[Start of Stored data]
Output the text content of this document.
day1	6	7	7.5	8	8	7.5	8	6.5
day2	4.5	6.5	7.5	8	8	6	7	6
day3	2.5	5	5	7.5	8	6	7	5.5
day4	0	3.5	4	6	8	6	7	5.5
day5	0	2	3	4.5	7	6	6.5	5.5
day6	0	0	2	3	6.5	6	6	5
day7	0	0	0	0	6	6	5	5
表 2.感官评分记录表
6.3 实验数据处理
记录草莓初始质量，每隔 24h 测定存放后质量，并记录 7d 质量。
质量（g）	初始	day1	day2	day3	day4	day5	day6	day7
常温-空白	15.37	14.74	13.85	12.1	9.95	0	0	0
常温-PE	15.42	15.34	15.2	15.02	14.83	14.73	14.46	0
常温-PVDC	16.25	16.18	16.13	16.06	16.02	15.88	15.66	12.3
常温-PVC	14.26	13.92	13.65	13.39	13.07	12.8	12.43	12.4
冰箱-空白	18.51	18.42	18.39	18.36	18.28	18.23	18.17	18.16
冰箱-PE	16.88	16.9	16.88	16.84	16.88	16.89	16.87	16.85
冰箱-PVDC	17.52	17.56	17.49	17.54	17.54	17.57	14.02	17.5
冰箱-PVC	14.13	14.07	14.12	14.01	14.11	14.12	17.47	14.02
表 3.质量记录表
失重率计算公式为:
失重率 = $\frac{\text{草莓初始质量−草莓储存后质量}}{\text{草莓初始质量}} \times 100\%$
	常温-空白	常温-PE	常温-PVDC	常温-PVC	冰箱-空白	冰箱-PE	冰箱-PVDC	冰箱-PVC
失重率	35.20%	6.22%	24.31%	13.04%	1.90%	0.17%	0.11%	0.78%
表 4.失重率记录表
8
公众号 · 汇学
[End of Stored data]
> Request
Copy out each line in the listing that has the word "PVDC".

> Result
常温-PVDC	16.25	16.18	16.13	16.06	16.02	15.88	15.66	12.3
冰箱-PVDC	17.52	17.56	17.49	17.54	17.54	17.57	14.02	17.5
	常温-空白	常温-PE	常温-PVDC	常温-PVC	冰箱-空白	冰箱-PE	冰箱-PVDC	冰箱-PVC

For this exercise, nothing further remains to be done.